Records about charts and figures
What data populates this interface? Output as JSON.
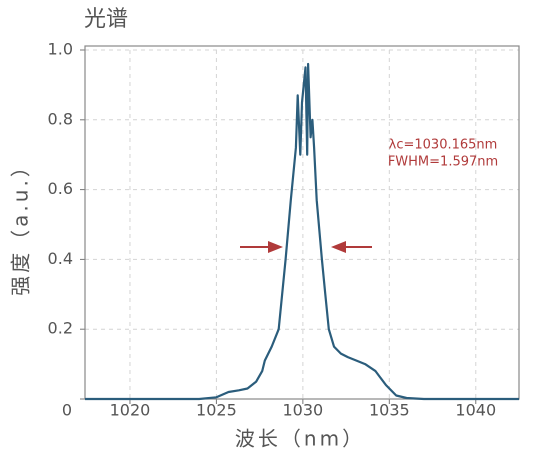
{
  "chart_data": {
    "type": "line",
    "title": "光谱",
    "x_label": "波长（nm）",
    "y_label": "强度（a.u.）",
    "annotations": [
      "λc=1030.165nm",
      "FWHM=1.597nm"
    ],
    "annotation_color": "#b03a3a",
    "xlim": [
      1017.4,
      1042.5
    ],
    "ylim": [
      0,
      1.0
    ],
    "xticks": [
      1020,
      1025,
      1030,
      1035,
      1040
    ],
    "yticks": [
      {
        "value": 0,
        "label": "0"
      },
      0.2,
      0.4,
      0.6,
      0.8,
      {
        "value": 1.0,
        "label": "1.0"
      }
    ],
    "grid": true,
    "series": [
      {
        "name": "光谱",
        "color": "#2b5d7c",
        "x": [
          1017.4,
          1020,
          1022,
          1024,
          1025,
          1025.7,
          1026.3,
          1026.8,
          1027.3,
          1027.65,
          1027.8,
          1028.2,
          1028.6,
          1029.0,
          1029.3,
          1029.6,
          1029.7,
          1029.85,
          1029.95,
          1030.15,
          1030.25,
          1030.3,
          1030.45,
          1030.55,
          1030.65,
          1030.8,
          1031.1,
          1031.3,
          1031.5,
          1031.8,
          1032.2,
          1032.6,
          1033.1,
          1033.6,
          1034.2,
          1034.8,
          1035.4,
          1036,
          1037,
          1040,
          1042.5
        ],
        "values": [
          0,
          0,
          0,
          0,
          0.005,
          0.02,
          0.025,
          0.03,
          0.05,
          0.08,
          0.11,
          0.15,
          0.2,
          0.4,
          0.57,
          0.72,
          0.87,
          0.7,
          0.85,
          0.95,
          0.7,
          0.96,
          0.75,
          0.8,
          0.72,
          0.57,
          0.4,
          0.3,
          0.2,
          0.15,
          0.13,
          0.12,
          0.11,
          0.1,
          0.08,
          0.04,
          0.01,
          0.003,
          0,
          0,
          0
        ]
      }
    ]
  }
}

YOUR GOAL – Reproduce all of the material above word for word. Omit the pictures.

CORRECT OUTPUT –
What data populates this interface? Output as JSON.
{
  "chart_data": {
    "type": "line",
    "title": "光谱",
    "x_label": "波长（nm）",
    "y_label": "强度（a.u.）",
    "annotations": [
      "λc=1030.165nm",
      "FWHM=1.597nm"
    ],
    "annotation_color": "#b03a3a",
    "xlim": [
      1017.4,
      1042.5
    ],
    "ylim": [
      0,
      1.0
    ],
    "xticks": [
      1020,
      1025,
      1030,
      1035,
      1040
    ],
    "yticks": [
      {
        "value": 0,
        "label": "0"
      },
      0.2,
      0.4,
      0.6,
      0.8,
      {
        "value": 1.0,
        "label": "1.0"
      }
    ],
    "grid": true,
    "series": [
      {
        "name": "光谱",
        "color": "#2b5d7c",
        "x": [
          1017.4,
          1020,
          1022,
          1024,
          1025,
          1025.7,
          1026.3,
          1026.8,
          1027.3,
          1027.65,
          1027.8,
          1028.2,
          1028.6,
          1029.0,
          1029.3,
          1029.6,
          1029.7,
          1029.85,
          1029.95,
          1030.15,
          1030.25,
          1030.3,
          1030.45,
          1030.55,
          1030.65,
          1030.8,
          1031.1,
          1031.3,
          1031.5,
          1031.8,
          1032.2,
          1032.6,
          1033.1,
          1033.6,
          1034.2,
          1034.8,
          1035.4,
          1036,
          1037,
          1040,
          1042.5
        ],
        "values": [
          0,
          0,
          0,
          0,
          0.005,
          0.02,
          0.025,
          0.03,
          0.05,
          0.08,
          0.11,
          0.15,
          0.2,
          0.4,
          0.57,
          0.72,
          0.87,
          0.7,
          0.85,
          0.95,
          0.7,
          0.96,
          0.75,
          0.8,
          0.72,
          0.57,
          0.4,
          0.3,
          0.2,
          0.15,
          0.13,
          0.12,
          0.11,
          0.1,
          0.08,
          0.04,
          0.01,
          0.003,
          0,
          0,
          0
        ]
      }
    ]
  }
}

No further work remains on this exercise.